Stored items
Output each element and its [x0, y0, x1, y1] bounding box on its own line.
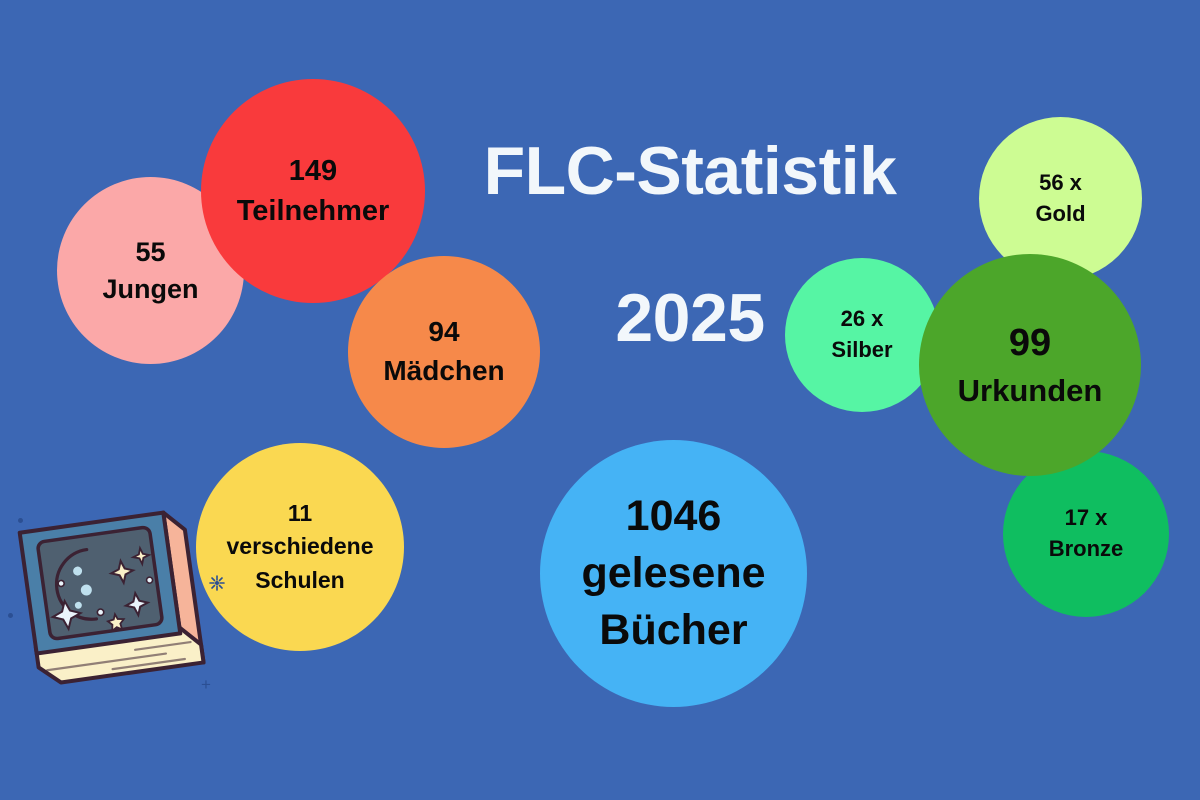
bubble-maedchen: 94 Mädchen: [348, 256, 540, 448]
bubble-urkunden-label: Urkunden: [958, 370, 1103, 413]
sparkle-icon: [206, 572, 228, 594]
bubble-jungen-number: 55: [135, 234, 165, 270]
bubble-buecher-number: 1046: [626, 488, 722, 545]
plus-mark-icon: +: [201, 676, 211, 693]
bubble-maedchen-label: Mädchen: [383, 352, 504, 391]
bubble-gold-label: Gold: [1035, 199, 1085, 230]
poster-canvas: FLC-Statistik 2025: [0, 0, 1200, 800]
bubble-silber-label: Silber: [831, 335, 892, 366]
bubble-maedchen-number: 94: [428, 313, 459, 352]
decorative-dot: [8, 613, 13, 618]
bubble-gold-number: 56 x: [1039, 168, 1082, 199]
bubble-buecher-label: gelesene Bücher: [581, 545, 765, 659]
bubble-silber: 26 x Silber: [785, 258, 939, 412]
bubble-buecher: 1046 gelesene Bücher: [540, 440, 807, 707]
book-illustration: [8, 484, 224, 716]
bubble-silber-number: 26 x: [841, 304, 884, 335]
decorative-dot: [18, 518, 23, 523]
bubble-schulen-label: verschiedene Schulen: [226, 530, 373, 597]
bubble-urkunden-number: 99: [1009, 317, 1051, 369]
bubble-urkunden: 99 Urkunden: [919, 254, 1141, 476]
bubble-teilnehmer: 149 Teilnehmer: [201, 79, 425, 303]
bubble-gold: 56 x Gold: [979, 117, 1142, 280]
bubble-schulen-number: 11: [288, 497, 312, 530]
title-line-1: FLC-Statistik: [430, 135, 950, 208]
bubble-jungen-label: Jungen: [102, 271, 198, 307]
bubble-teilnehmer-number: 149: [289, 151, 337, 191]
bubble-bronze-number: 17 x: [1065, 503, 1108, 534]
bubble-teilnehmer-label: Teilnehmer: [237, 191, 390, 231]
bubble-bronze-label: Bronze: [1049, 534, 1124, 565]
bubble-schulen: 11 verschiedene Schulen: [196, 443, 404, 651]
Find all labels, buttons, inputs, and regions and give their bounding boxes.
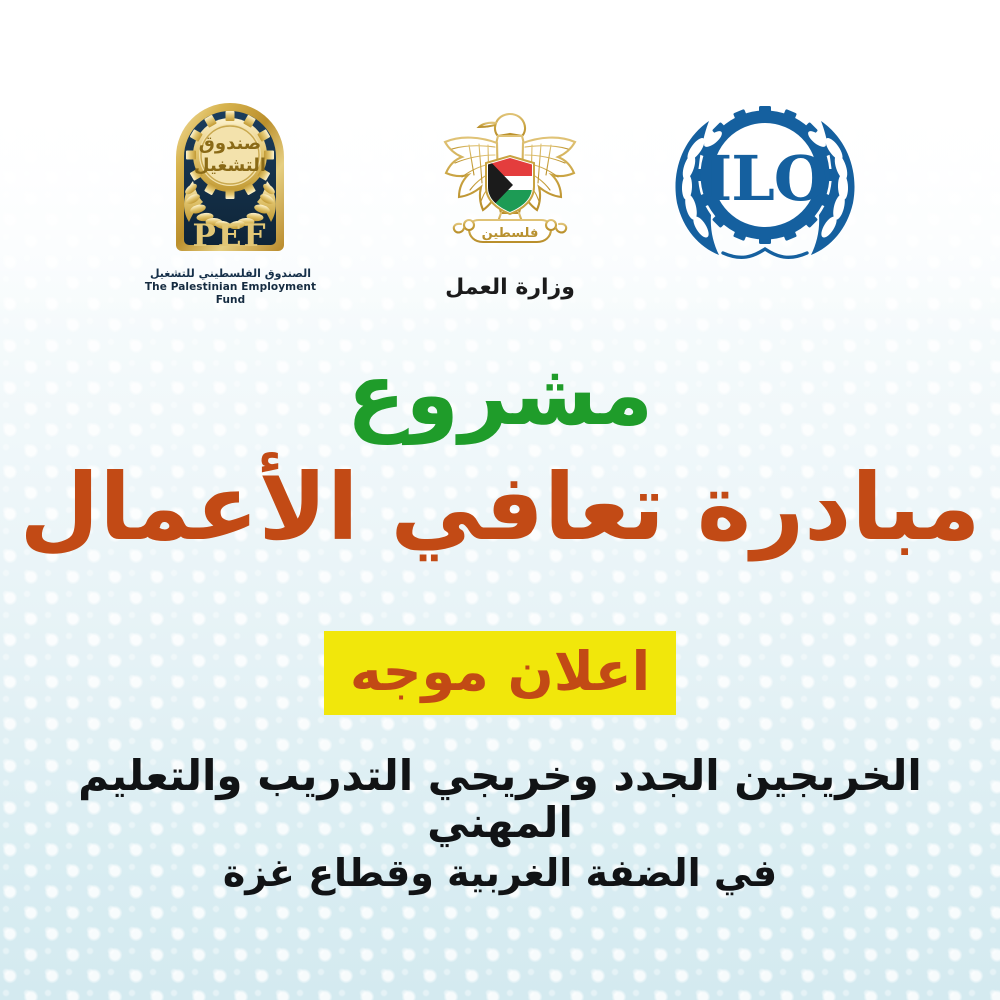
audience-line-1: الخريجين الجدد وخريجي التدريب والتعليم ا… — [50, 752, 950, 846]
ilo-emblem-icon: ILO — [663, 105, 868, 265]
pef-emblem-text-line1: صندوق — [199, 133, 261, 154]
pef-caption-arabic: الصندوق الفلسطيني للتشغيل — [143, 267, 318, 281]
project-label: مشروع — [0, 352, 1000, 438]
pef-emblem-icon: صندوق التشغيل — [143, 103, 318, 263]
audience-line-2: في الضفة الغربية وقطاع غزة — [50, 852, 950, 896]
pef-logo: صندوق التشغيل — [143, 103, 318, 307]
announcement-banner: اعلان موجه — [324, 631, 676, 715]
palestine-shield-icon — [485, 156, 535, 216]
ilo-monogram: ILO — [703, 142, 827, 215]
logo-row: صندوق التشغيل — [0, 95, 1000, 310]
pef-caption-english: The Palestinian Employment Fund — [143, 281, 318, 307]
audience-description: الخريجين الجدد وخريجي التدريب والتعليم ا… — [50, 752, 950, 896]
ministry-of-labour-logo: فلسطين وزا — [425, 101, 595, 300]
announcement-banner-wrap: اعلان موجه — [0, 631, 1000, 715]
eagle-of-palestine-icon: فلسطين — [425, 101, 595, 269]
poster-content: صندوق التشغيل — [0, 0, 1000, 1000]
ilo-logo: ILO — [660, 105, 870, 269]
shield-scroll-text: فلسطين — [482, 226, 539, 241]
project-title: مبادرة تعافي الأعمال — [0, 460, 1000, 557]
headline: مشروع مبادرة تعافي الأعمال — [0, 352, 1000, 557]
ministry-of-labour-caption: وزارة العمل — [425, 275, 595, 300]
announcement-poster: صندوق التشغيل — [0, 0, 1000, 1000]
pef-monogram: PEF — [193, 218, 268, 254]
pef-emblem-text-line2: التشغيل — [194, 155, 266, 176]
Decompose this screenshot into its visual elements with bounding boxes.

---

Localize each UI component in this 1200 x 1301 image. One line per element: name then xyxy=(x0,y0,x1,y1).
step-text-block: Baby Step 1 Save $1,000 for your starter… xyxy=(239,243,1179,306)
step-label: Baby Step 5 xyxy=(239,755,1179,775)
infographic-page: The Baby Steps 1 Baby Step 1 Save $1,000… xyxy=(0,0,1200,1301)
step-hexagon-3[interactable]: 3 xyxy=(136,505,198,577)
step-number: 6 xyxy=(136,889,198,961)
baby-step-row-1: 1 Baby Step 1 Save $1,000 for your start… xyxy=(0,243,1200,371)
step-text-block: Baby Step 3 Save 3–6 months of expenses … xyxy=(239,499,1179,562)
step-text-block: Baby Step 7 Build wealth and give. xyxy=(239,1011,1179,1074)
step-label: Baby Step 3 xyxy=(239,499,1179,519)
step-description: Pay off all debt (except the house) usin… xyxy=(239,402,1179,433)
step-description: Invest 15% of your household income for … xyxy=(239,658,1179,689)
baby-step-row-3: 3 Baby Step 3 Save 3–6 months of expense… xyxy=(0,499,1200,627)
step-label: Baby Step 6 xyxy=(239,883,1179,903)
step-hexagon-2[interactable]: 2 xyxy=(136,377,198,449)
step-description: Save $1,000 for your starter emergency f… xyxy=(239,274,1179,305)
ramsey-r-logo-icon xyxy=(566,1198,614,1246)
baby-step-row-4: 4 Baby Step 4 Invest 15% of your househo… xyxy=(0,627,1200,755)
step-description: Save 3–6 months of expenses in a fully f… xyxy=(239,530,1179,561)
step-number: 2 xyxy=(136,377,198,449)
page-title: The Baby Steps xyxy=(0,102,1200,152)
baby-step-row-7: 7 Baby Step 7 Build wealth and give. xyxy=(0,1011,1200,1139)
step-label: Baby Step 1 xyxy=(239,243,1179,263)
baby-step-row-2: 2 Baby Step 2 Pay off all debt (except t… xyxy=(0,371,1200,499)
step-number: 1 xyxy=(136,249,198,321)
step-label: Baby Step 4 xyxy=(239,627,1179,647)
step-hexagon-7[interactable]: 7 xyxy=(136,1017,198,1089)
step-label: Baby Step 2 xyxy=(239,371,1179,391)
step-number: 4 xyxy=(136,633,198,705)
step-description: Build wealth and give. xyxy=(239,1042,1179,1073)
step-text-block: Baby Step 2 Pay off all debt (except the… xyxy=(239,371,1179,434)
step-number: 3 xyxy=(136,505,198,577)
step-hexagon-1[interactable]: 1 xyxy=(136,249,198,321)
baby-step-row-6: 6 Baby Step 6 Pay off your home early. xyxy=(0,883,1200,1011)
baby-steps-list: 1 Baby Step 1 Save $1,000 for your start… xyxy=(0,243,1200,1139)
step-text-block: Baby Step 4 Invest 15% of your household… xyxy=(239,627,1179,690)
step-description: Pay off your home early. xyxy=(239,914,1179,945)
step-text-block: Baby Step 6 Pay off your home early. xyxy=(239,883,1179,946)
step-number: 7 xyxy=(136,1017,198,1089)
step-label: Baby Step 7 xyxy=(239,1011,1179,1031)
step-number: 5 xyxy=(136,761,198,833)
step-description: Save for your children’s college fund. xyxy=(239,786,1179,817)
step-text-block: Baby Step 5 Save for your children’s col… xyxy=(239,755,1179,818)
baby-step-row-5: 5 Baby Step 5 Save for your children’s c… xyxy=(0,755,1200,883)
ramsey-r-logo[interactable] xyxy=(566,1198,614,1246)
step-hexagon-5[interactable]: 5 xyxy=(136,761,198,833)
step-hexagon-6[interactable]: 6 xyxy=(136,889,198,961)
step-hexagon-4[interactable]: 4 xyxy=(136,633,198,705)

◆ **WHAT NEEDS TO BE DONE**
Can you swap "gelesene Bücher" for "gelesene Bände" in the rows, starting with the line that contains "bubble-maedchen: 94 Mädchen: [348, 256, 540, 448]" and going on through the line that contains "bubble-bronze-label: Bronze: [1049, 534, 1124, 565]", and give back only those lines with nothing else changed?

◆ **RESULT OF THE TASK**
bubble-maedchen: 94 Mädchen: [348, 256, 540, 448]
bubble-urkunden-label: Urkunden: [958, 370, 1103, 413]
sparkle-icon: [206, 572, 228, 594]
bubble-jungen-number: 55: [135, 234, 165, 270]
bubble-buecher-number: 1046: [626, 488, 722, 545]
plus-mark-icon: +: [201, 676, 211, 693]
bubble-maedchen-label: Mädchen: [383, 352, 504, 391]
bubble-gold-label: Gold: [1035, 199, 1085, 230]
poster-canvas: FLC-Statistik 2025: [0, 0, 1200, 800]
bubble-silber-label: Silber: [831, 335, 892, 366]
bubble-maedchen-number: 94: [428, 313, 459, 352]
decorative-dot: [8, 613, 13, 618]
bubble-gold-number: 56 x: [1039, 168, 1082, 199]
bubble-buecher-label: gelesene Bände: [581, 545, 765, 659]
bubble-silber: 26 x Silber: [785, 258, 939, 412]
bubble-buecher: 1046 gelesene Bände: [540, 440, 807, 707]
book-illustration: [8, 484, 224, 716]
bubble-silber-number: 26 x: [841, 304, 884, 335]
decorative-dot: [18, 518, 23, 523]
bubble-schulen-label: verschiedene Schulen: [226, 530, 373, 597]
bubble-urkunden-number: 99: [1009, 317, 1051, 369]
bubble-urkunden: 99 Urkunden: [919, 254, 1141, 476]
bubble-teilnehmer: 149 Teilnehmer: [201, 79, 425, 303]
bubble-gold: 56 x Gold: [979, 117, 1142, 280]
bubble-schulen-number: 11: [288, 497, 312, 530]
title-line-1: FLC-Statistik: [430, 135, 950, 208]
bubble-jungen-label: Jungen: [102, 271, 198, 307]
bubble-teilnehmer-number: 149: [289, 151, 337, 191]
bubble-bronze-number: 17 x: [1065, 503, 1108, 534]
bubble-teilnehmer-label: Teilnehmer: [237, 191, 390, 231]
bubble-bronze-label: Bronze: [1049, 534, 1124, 565]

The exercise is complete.